• **Supplied data**
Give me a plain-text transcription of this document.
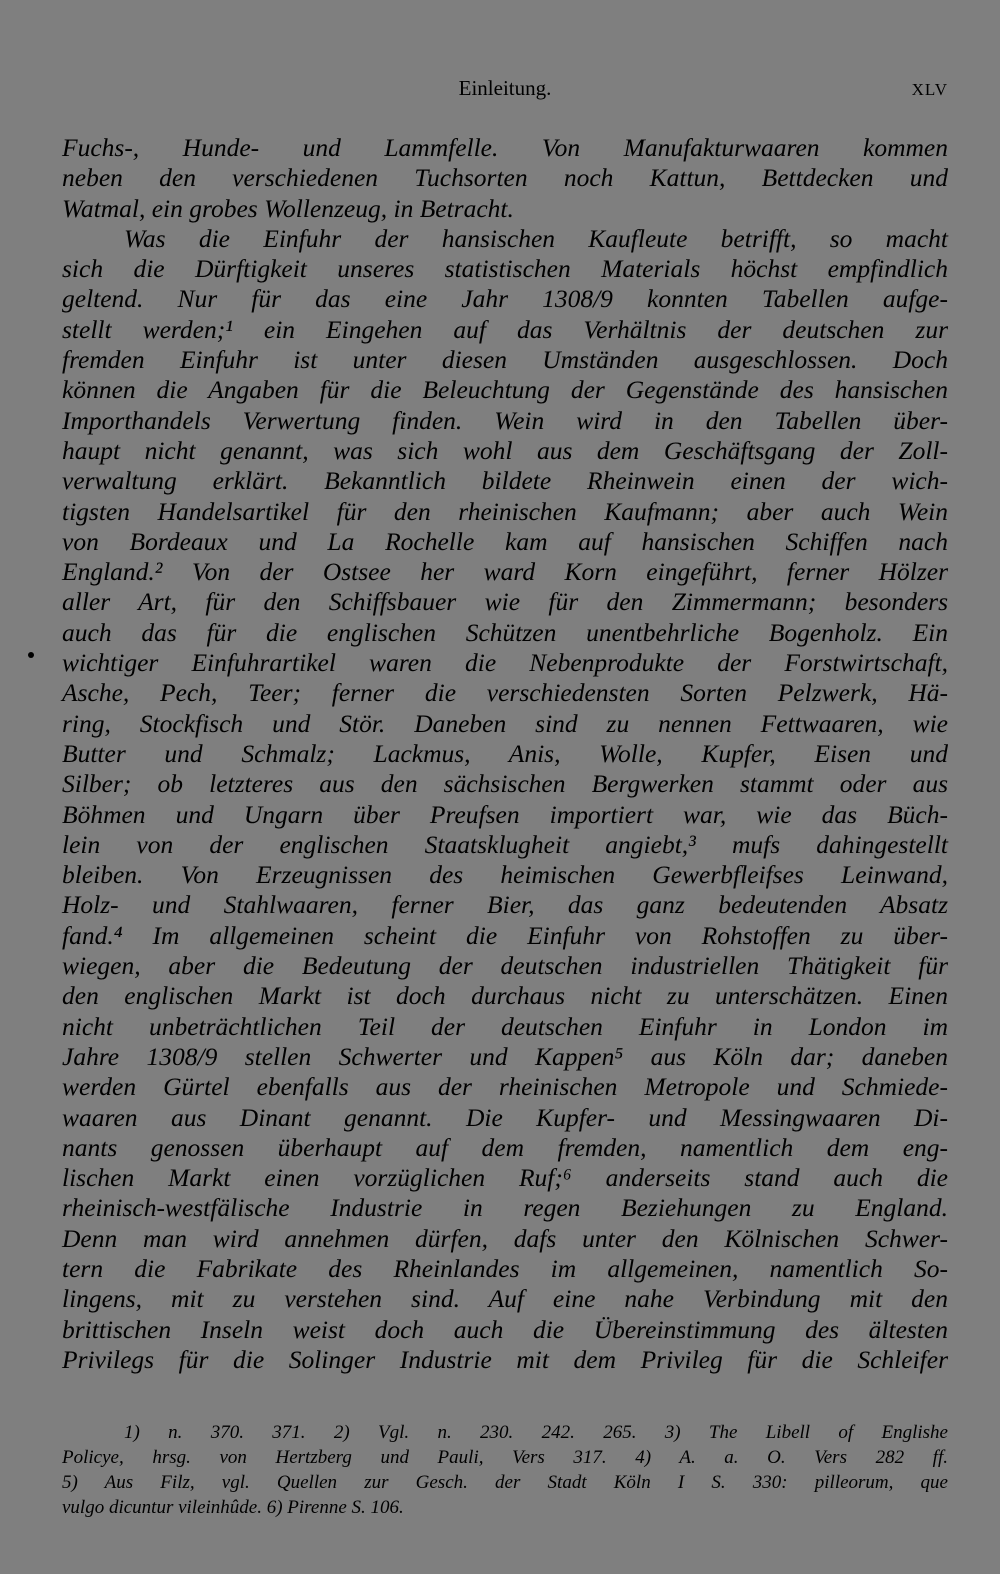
Einleitung.	XLV
Fuchs-, Hunde- und Lammfelle. Von Manufakturwaaren kommen
neben den verschiedenen Tuchsorten noch Kattun, Bettdecken und
Watmal, ein grobes Wollenzeug, in Betracht.
Was die Einfuhr der hansischen Kaufleute betrifft, so macht
sich die Dürftigkeit unseres statistischen Materials höchst empfindlich
geltend. Nur für das eine Jahr 1308/9 konnten Tabellen aufge-
stellt werden;¹ ein Eingehen auf das Verhältnis der deutschen zur
fremden Einfuhr ist unter diesen Umständen ausgeschlossen. Doch
können die Angaben für die Beleuchtung der Gegenstände des hansischen
Importhandels Verwertung finden. Wein wird in den Tabellen über-
haupt nicht genannt, was sich wohl aus dem Geschäftsgang der Zoll-
verwaltung erklärt. Bekanntlich bildete Rheinwein einen der wich-
tigsten Handelsartikel für den rheinischen Kaufmann; aber auch Wein
von Bordeaux und La Rochelle kam auf hansischen Schiffen nach
England.² Von der Ostsee her ward Korn eingeführt, ferner Hölzer
aller Art, für den Schiffsbauer wie für den Zimmermann; besonders
auch das für die englischen Schützen unentbehrliche Bogenholz. Ein
wichtiger Einfuhrartikel waren die Nebenprodukte der Forstwirtschaft,
Asche, Pech, Teer; ferner die verschiedensten Sorten Pelzwerk, Hä-
ring, Stockfisch und Stör. Daneben sind zu nennen Fettwaaren, wie
Butter und Schmalz; Lackmus, Anis, Wolle, Kupfer, Eisen und
Silber; ob letzteres aus den sächsischen Bergwerken stammt oder aus
Böhmen und Ungarn über Preufsen importiert war, wie das Büch-
lein von der englischen Staatsklugheit angiebt,³ mufs dahingestellt
bleiben. Von Erzeugnissen des heimischen Gewerbfleifses Leinwand,
Holz- und Stahlwaaren, ferner Bier, das ganz bedeutenden Absatz
fand.⁴ Im allgemeinen scheint die Einfuhr von Rohstoffen zu über-
wiegen, aber die Bedeutung der deutschen industriellen Thätigkeit für
den englischen Markt ist doch durchaus nicht zu unterschätzen. Einen
nicht unbeträchtlichen Teil der deutschen Einfuhr in London im
Jahre 1308/9 stellen Schwerter und Kappen⁵ aus Köln dar; daneben
werden Gürtel ebenfalls aus der rheinischen Metropole und Schmiede-
waaren aus Dinant genannt. Die Kupfer- und Messingwaaren Di-
nants genossen überhaupt auf dem fremden, namentlich dem eng-
lischen Markt einen vorzüglichen Ruf;⁶ anderseits stand auch die
rheinisch-westfälische Industrie in regen Beziehungen zu England.
Denn man wird annehmen dürfen, dafs unter den Kölnischen Schwer-
tern die Fabrikate des Rheinlandes im allgemeinen, namentlich So-
lingens, mit zu verstehen sind. Auf eine nahe Verbindung mit den
brittischen Inseln weist doch auch die Übereinstimmung des ältesten
Privilegs für die Solinger Industrie mit dem Privileg für die Schleifer
1) n. 370. 371. 2) Vgl. n. 230. 242. 265. 3) The Libell of Englishe
Policye, hrsg. von Hertzberg und Pauli, Vers 317. 4) A. a. O. Vers 282 ff.
5) Aus Filz, vgl. Quellen zur Gesch. der Stadt Köln I S. 330: pilleorum, que
vulgo dicuntur vileinhûde. 6) Pirenne S. 106.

• **Problem to solve**
All lines above containing the string "nicht" are to be collected.

• **Solution to the exercise**
haupt nicht genannt, was sich wohl aus dem Geschäftsgang der Zoll-
den englischen Markt ist doch durchaus nicht zu unterschätzen. Einen
nicht unbeträchtlichen Teil der deutschen Einfuhr in London im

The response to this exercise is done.